*Problem description*: Extract every line below that contains the word "subduction".

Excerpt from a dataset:
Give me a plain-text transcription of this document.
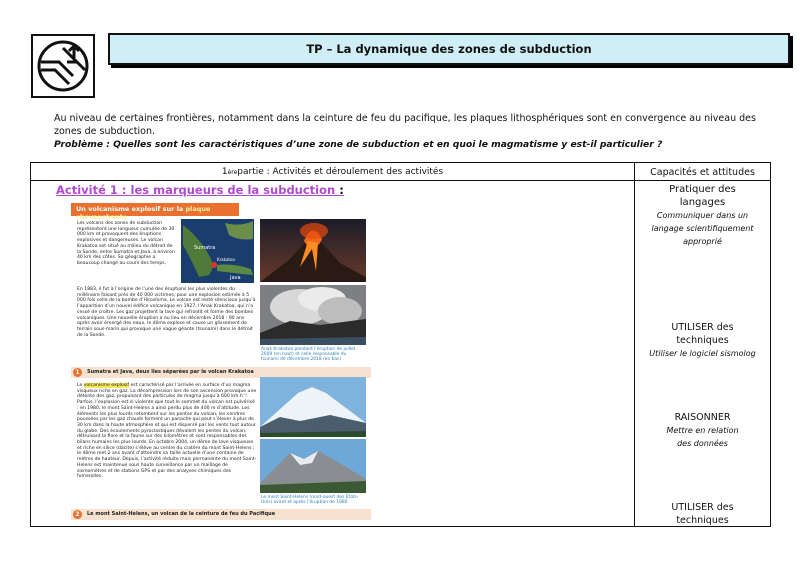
TP – La dynamique des zones de subduction
Au niveau de certaines frontières, notamment dans la ceinture de feu du pacifique, les plaques lithosphériques sont en convergence au niveau des zones de subduction.
Problème : Quelles sont les caractéristiques d’une zone de subduction et en quoi le magmatisme y est-il particulier ?
1 ère partie : Activités et déroulement des activités	Capacités et attitudes
Activité 1 : les marqueurs de la subduction :
Un volcanisme explosif sur la plaque chevauchante
Les volcans des zones de subduction représentent une longueur cumulée de 30 000 km et provoquent des éruptions explosives et dangereuses. Le volcan Krakatoa est situé au milieu du détroit de la Sonde, entre Sumatra et Java, à environ 40 km des côtes. Sa géographie a beaucoup changé au cours des temps.
Sumatra
Java
Krakatoa
Anak Krakatoa pendant l’éruption de juillet 2009 (en haut) et celle responsable du tsunami de décembre 2018 (en bas)
En 1883, il fut à l’origine de l’une des éruptions les plus violentes du millénaire faisant près de 40 000 victimes, pour une explosion estimée à 5 000 fois celle de la bombe d’Hiroshima. Le volcan est resté silencieux jusqu’à l’apparition d’un nouvel édifice volcanique en 1927, l’Anak Krakatoa, qui n’a cessé de croître. Les gaz projettent la lave qui refroidit et forme des bombes volcaniques. Une nouvelle éruption a eu lieu en décembre 2018 : 90 ans après avoir émergé des eaux, le dôme explose et cause un glissement de terrain sous-marin qui provoque une vague géante (tsunami) dans le détroit de la Sonde.
1	Sumatra et Java, deux îles séparées par le volcan Krakatoa
Le volcanisme explosif est caractérisé par l’arrivée en surface d’un magma visqueux riche en gaz. La décompression lors de son ascension provoque une détente des gaz, propulsant des particules de magma jusqu’à 600 km.h⁻¹. Parfois, l’explosion est si violente que tout le sommet du volcan est pulvérisé : en 1980, le mont Saint-Helens a ainsi perdu plus de 400 m d’altitude. Les éléments les plus lourds retombent sur les pentes du volcan, les cendres poussées par les gaz chauds forment un panache qui peut s’élever à plus de 30 km dans la haute atmosphère et qui est dispersé par les vents tout autour du globe. Des écoulements pyroclastiques dévalent les pentes du volcan, détruisant la flore et la faune sur des kilomètres et sont responsables des bilans humains les plus lourds. En octobre 2004, un dôme de lave visqueuse et riche en silice (dacite) s’élève au centre du cratère du mont Saint-Helens ; le dôme met 2 ans avant d’atteindre sa taille actuelle d’une centaine de mètres de hauteur. Depuis, l’activité réduite mais permanente du mont Saint-Helens est maintenue sous haute surveillance par un maillage de sismomètres et de stations GPS et par des analyses chimiques des fumerolles.
Le mont Saint-Helens (nord-ouest des États-Unis) avant et après l’éruption de 1980
2	Le mont Saint-Helens, un volcan de la ceinture de feu du Pacifique
Pratiquer des langages
Communiquer dans un langage scientifiquement approprié
UTILISER des techniques
Utiliser le logiciel sismolog
RAISONNER
Mettre en relation des données
UTILISER des techniques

*Result of this task*:
TP – La dynamique des zones de subduction
Au niveau de certaines frontières, notamment dans la ceinture de feu du pacifique, les plaques lithosphériques sont en convergence au niveau des zones de subduction.
Problème : Quelles sont les caractéristiques d’une zone de subduction et en quoi le magmatisme y est-il particulier ?
Activité 1 : les marqueurs de la subduction :
Les volcans des zones de subduction représentent une longueur cumulée de 30 000 km et provoquent des éruptions explosives et dangereuses. Le volcan Krakatoa est situé au milieu du détroit de la Sonde, entre Sumatra et Java, à environ 40 km des côtes. Sa géographie a beaucoup changé au cours des temps.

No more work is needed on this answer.